EXERCISE DIRECTIONS -
Show all lines of the listing that hold the word "雷霆特警背包".

◆ ◆ ◆

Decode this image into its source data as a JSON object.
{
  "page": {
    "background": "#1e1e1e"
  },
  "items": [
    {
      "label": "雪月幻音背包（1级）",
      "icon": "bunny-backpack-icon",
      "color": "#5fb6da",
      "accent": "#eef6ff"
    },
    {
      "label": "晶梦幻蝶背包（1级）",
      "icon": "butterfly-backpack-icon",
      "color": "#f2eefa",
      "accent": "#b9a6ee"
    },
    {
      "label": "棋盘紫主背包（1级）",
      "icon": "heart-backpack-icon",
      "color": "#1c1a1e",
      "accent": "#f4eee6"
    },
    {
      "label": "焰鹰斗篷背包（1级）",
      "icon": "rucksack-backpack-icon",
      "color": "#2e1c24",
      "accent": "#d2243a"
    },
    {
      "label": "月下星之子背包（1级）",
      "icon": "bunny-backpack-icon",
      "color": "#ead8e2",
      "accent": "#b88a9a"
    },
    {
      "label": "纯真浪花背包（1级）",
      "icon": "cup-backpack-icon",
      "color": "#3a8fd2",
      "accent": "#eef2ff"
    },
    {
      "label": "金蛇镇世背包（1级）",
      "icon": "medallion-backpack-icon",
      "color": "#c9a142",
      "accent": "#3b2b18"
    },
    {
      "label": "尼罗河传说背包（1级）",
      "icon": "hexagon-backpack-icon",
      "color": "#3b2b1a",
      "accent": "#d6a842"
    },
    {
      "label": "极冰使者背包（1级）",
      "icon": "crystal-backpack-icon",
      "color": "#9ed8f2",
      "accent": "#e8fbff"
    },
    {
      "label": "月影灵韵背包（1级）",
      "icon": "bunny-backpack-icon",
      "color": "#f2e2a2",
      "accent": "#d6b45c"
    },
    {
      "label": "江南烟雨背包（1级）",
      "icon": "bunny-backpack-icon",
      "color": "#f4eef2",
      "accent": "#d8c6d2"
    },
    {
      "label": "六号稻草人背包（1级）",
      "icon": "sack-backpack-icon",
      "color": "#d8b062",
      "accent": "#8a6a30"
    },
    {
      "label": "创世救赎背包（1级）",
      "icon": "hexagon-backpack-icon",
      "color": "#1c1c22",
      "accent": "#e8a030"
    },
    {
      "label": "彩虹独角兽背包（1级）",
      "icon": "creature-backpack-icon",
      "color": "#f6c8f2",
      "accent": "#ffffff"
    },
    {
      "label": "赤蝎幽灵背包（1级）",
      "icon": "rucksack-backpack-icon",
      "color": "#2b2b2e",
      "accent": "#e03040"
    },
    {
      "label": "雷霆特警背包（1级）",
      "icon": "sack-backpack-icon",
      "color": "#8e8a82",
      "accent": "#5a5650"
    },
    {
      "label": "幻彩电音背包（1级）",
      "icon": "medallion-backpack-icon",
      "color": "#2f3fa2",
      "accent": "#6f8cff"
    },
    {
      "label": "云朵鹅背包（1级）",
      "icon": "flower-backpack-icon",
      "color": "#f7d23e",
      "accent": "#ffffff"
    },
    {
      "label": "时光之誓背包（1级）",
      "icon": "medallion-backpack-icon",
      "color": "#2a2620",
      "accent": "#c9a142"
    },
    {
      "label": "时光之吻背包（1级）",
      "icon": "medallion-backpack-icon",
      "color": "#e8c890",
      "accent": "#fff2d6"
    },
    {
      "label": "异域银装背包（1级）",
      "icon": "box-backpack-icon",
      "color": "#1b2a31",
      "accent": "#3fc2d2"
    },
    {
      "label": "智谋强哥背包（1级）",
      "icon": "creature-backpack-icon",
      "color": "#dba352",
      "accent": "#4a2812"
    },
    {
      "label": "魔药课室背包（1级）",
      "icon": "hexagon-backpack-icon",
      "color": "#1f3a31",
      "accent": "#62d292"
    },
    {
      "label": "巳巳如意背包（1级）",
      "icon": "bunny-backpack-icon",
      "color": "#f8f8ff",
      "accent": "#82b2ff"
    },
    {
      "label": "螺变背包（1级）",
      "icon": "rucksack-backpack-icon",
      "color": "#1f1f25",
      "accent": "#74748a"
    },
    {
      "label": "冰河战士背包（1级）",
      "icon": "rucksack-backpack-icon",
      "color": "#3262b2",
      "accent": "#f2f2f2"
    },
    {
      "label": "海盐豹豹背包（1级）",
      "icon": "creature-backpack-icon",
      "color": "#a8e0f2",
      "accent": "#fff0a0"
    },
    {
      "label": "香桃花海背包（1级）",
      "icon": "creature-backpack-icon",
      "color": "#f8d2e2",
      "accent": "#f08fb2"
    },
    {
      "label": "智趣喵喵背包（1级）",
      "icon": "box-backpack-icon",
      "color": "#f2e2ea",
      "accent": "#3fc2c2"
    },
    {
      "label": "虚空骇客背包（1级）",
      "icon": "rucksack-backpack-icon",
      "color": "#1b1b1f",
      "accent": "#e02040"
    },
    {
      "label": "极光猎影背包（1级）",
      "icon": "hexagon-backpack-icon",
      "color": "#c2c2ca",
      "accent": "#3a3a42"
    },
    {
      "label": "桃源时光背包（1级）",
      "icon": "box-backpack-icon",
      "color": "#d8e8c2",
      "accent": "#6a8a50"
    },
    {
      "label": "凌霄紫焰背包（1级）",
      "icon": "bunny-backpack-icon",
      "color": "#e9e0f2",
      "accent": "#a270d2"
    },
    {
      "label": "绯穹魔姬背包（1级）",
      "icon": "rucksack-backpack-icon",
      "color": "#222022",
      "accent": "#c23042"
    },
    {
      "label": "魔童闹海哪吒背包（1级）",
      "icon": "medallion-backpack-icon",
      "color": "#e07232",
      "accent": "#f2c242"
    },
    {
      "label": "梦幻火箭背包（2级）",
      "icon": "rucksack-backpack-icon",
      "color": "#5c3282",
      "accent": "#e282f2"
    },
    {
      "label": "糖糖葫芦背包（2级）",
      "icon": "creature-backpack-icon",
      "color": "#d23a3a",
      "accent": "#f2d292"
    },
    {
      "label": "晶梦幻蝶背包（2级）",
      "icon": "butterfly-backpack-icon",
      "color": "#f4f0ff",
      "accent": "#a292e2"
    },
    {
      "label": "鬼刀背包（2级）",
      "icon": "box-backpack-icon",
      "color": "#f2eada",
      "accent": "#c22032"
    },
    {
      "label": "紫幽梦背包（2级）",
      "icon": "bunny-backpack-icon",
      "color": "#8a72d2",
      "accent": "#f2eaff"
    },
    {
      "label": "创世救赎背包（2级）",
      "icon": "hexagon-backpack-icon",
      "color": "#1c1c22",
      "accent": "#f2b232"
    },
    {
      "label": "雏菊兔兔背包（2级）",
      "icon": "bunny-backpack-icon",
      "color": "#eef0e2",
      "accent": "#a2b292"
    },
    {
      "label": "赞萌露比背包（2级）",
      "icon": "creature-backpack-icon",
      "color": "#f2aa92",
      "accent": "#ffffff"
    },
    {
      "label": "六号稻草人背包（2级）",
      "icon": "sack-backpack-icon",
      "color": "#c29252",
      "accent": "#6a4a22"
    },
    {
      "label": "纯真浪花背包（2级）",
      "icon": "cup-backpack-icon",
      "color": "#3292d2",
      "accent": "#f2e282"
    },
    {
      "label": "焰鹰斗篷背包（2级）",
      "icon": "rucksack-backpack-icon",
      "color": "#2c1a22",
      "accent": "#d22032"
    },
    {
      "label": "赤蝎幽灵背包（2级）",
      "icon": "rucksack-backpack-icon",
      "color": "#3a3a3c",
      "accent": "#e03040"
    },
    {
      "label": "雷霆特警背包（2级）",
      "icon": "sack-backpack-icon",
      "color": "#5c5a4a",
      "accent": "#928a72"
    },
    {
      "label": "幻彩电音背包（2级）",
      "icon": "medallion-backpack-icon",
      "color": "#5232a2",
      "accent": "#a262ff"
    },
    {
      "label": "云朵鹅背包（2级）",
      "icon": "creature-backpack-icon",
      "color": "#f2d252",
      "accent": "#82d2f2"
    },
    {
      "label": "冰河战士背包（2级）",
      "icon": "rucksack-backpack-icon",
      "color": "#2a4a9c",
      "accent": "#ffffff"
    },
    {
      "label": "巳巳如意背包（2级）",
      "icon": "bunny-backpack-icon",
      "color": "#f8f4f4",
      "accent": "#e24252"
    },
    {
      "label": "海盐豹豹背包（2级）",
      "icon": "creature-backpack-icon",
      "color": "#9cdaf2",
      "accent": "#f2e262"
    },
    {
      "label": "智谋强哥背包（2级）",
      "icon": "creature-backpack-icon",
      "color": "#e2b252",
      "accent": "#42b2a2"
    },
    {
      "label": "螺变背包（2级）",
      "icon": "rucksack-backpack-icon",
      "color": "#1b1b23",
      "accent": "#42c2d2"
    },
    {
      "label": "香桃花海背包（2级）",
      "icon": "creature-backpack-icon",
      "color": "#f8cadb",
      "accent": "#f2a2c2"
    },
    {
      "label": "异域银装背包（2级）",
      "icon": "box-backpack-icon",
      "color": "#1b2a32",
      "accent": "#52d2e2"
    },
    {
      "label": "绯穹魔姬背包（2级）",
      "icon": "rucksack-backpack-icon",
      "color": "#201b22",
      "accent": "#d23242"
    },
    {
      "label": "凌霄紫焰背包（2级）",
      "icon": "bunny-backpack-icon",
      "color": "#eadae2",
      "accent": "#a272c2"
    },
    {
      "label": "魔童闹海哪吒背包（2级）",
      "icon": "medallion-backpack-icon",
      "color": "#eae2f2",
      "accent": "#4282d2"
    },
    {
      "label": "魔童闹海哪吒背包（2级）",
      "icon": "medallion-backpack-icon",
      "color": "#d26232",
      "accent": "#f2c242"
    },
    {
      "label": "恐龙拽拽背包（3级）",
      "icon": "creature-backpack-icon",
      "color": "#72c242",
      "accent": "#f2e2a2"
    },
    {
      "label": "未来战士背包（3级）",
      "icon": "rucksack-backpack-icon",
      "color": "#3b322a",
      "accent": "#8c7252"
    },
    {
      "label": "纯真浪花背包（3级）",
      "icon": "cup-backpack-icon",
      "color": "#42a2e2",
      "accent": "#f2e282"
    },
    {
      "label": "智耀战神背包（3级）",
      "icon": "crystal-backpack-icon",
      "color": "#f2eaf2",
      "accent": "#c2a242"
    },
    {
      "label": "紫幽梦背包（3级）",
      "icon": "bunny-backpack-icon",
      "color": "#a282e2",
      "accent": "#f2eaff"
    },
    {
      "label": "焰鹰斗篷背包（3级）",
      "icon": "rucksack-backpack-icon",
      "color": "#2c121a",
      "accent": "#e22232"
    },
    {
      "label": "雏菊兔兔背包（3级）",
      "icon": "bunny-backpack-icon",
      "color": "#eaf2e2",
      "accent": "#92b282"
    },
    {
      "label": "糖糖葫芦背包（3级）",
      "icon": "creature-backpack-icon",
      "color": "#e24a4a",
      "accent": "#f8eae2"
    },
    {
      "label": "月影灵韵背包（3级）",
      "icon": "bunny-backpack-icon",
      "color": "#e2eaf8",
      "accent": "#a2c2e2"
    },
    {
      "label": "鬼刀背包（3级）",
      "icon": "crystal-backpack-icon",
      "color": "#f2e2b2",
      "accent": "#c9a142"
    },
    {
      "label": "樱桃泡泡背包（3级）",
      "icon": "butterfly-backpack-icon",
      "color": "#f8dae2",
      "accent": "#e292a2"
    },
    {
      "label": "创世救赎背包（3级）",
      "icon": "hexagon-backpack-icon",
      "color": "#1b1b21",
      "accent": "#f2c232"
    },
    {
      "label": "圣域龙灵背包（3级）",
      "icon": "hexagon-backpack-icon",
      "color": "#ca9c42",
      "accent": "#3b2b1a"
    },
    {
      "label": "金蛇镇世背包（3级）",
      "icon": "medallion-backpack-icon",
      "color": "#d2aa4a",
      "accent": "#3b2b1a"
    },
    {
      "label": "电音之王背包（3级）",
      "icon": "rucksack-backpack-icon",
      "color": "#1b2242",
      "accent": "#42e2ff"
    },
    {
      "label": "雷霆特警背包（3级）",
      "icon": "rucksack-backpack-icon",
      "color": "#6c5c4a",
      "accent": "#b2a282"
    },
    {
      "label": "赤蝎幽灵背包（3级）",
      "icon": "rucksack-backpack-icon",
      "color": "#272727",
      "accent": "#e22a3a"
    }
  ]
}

◆ ◆ ◆

ANSWER TO THIS TASK -
      "label": "雷霆特警背包（1级）",
      "label": "雷霆特警背包（2级）",
      "label": "雷霆特警背包（3级）",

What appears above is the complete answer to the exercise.